— begin Entries provided —

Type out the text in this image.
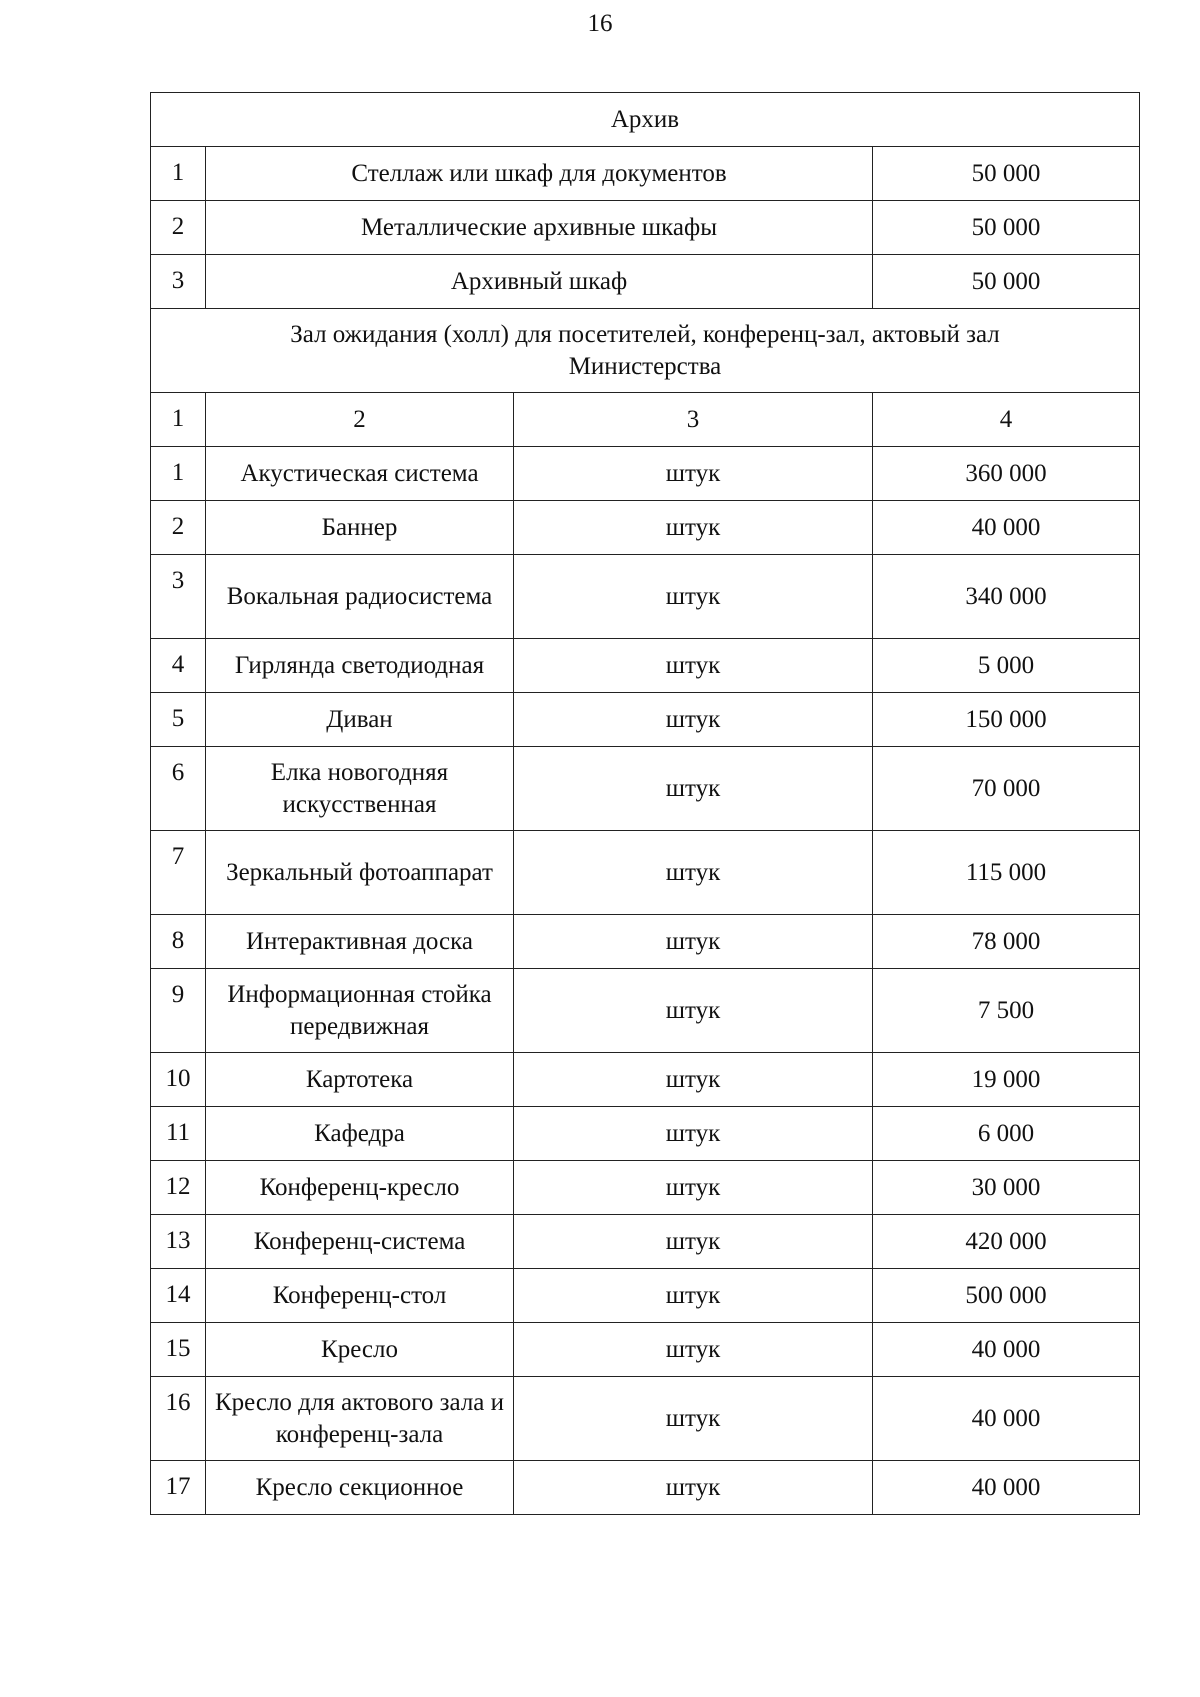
16
Архив			
1	Стеллаж или шкаф для документов		50 000
2	Металлические архивные шкафы		50 000
3	Архивный шкаф		50 000

Зал ожидания (холл) для посетителей, конференц-зал, актовый зал
Министерства			

1	2	3	4
1	Акустическая система	штук	360 000
2	Баннер	штук	40 000
3	Вокальная радиосистема	штук	340 000
4	Гирлянда светодиодная	штук	5 000
5	Диван	штук	150 000
6	Елка новогодняя искусственная	штук	70 000
7	Зеркальный фотоаппарат	штук	115 000
8	Интерактивная доска	штук	78 000
9	Информационная стойка передвижная	штук	7 500
10	Картотека	штук	19 000
11	Кафедра	штук	6 000
12	Конференц-кресло	штук	30 000
13	Конференц-система	штук	420 000
14	Конференц-стол	штук	500 000
15	Кресло	штук	40 000
16	Кресло для актового зала и конференц-зала	штук	40 000
17	Кресло секционное	штук	40 000
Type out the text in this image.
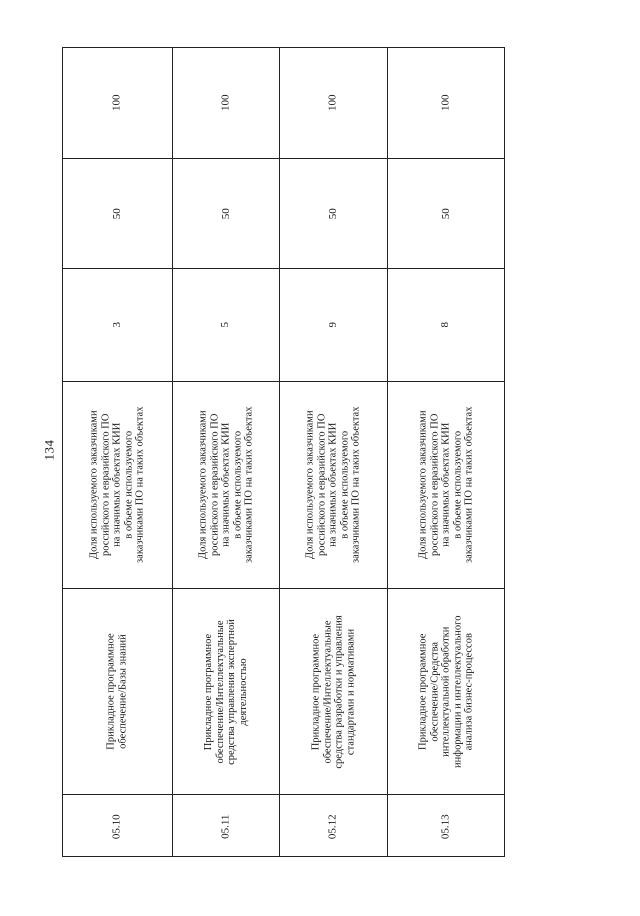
134
100
50
3
Доля используемого заказчиками
российского и евразийского ПО
на значимых объектах КИИ
в объеме используемого
заказчиками ПО на таких объектах
Прикладное программное
обеспечение/Базы знаний
05.10
100
50
5
Доля используемого заказчиками
российского и евразийского ПО
на значимых объектах КИИ
в объеме используемого
заказчиками ПО на таких объектах
Прикладное программное
обеспечение/Интеллектуальные
средства управления экспертной
деятельностью
05.11
100
50
9
Доля используемого заказчиками
российского и евразийского ПО
на значимых объектах КИИ
в объеме используемого
заказчиками ПО на таких объектах
Прикладное программное
обеспечение/Интеллектуальные
средства разработки и управления
стандартами и нормативами
05.12
100
50
8
Доля используемого заказчиками
российского и евразийского ПО
на значимых объектах КИИ
в объеме используемого
заказчиками ПО на таких объектах
Прикладное программное
обеспечение/Средства
интеллектуальной обработки
информации и интеллектуального
анализа бизнес-процессов
05.13
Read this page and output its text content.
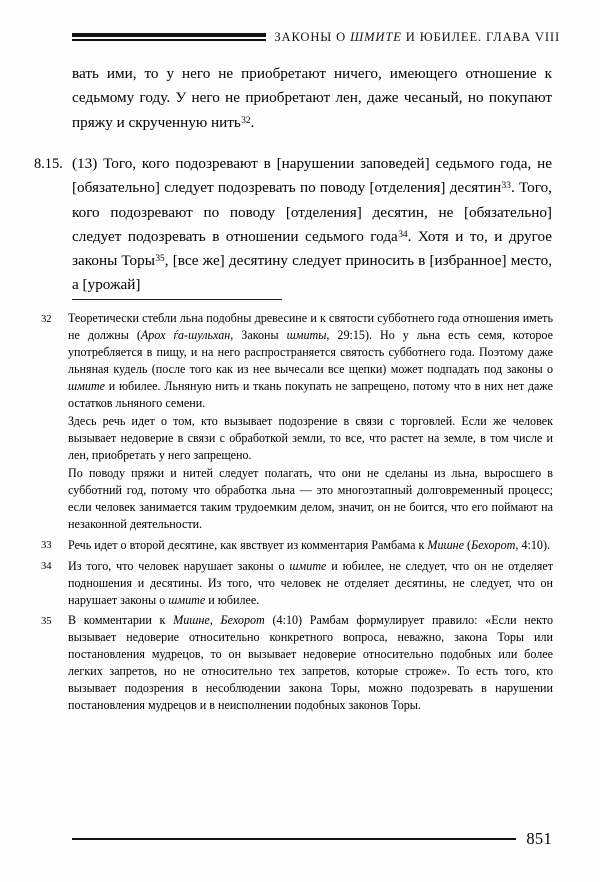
ЗАКОНЫ О ШМИТЕ И ЮБИЛЕЕ. ГЛАВА VIII

вать ими, то у него не приобретают ничего, имеющего отношение к седьмому году. У него не приобретают лен, даже чесаный, но покупают пряжу и скрученную нить$^{32}$.

8.15. (13) Того, кого подозревают в [нарушении заповедей] седьмого года, не [обязательно] следует подозревать по поводу [отделения] десятин$^{33}$. Того, кого подозревают по поводу [отделения] десятин, не [обязательно] следует подозревать в отношении седьмого года$^{34}$. Хотя и то, и другое законы Торы$^{35}$, [все же] десятину следует приносить в [избранное] место, а [урожай]
32	Теоретически стебли льна подобны древесине и к святости субботнего года отношения иметь не должны (Арох ѓа-шульхан, Законы шмиты, 29:15). Но у льна есть семя, которое употребляется в пищу, и на него распространяется святость субботнего года. Поэтому даже льняная кудель (после того как из нее вычесали все щепки) может подпадать под законы о шмите и юбилее. Льняную нить и ткань покупать не запрещено, потому что в них нет даже остатков льняного семени.

Здесь речь идет о том, кто вызывает подозрение в связи с торговлей. Если же человек вызывает недоверие в связи с обработкой земли, то все, что растет на земле, в том числе и лен, приобретать у него запрещено.

По поводу пряжи и нитей следует полагать, что они не сделаны из льна, выросшего в субботний год, потому что обработка льна — это многоэтапный долговременный процесс; если человек занимается таким трудоемким делом, значит, он не боится, что его поймают на незаконной деятельности.

33	Речь идет о второй десятине, как явствует из комментария Рамбама к Мишне (Бехорот, 4:10).

34	Из того, что человек нарушает законы о шмите и юбилее, не следует, что он не отделяет подношения и десятины. Из того, что человек не отделяет десятины, не следует, что он нарушает законы о шмите и юбилее.

35	В комментарии к Мишне, Бехорот (4:10) Рамбам формулирует правило: «Если некто вызывает недоверие относительно конкретного вопроса, неважно, закона Торы или постановления мудрецов, то он вызывает недоверие относительно подобных или более легких запретов, но не относительно тех запретов, которые строже». То есть того, кто вызывает подозрения в несоблюдении закона Торы, можно подозревать в нарушении постановления мудрецов и в неисполнении подобных законов Торы.

851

— end Entries provided —

## Task directions
In the entries above, find every line with the word "запрещено" and list it.

## The reply
32	Теоретически стебли льна подобны древесине и к святости субботнего года отношения иметь не должны (Арох ѓа-шульхан, Законы шмиты, 29:15). Но у льна есть семя, которое употребляется в пищу, и на него распространяется святость субботнего года. Поэтому даже льняная кудель (после того как из нее вычесали все щепки) может подпадать под законы о шмите и юбилее. Льняную нить и ткань покупать не запрещено, потому что в них нет даже остатков льняного семени.
Здесь речь идет о том, кто вызывает подозрение в связи с торговлей. Если же человек вызывает недоверие в связи с обработкой земли, то все, что растет на земле, в том числе и лен, приобретать у него запрещено.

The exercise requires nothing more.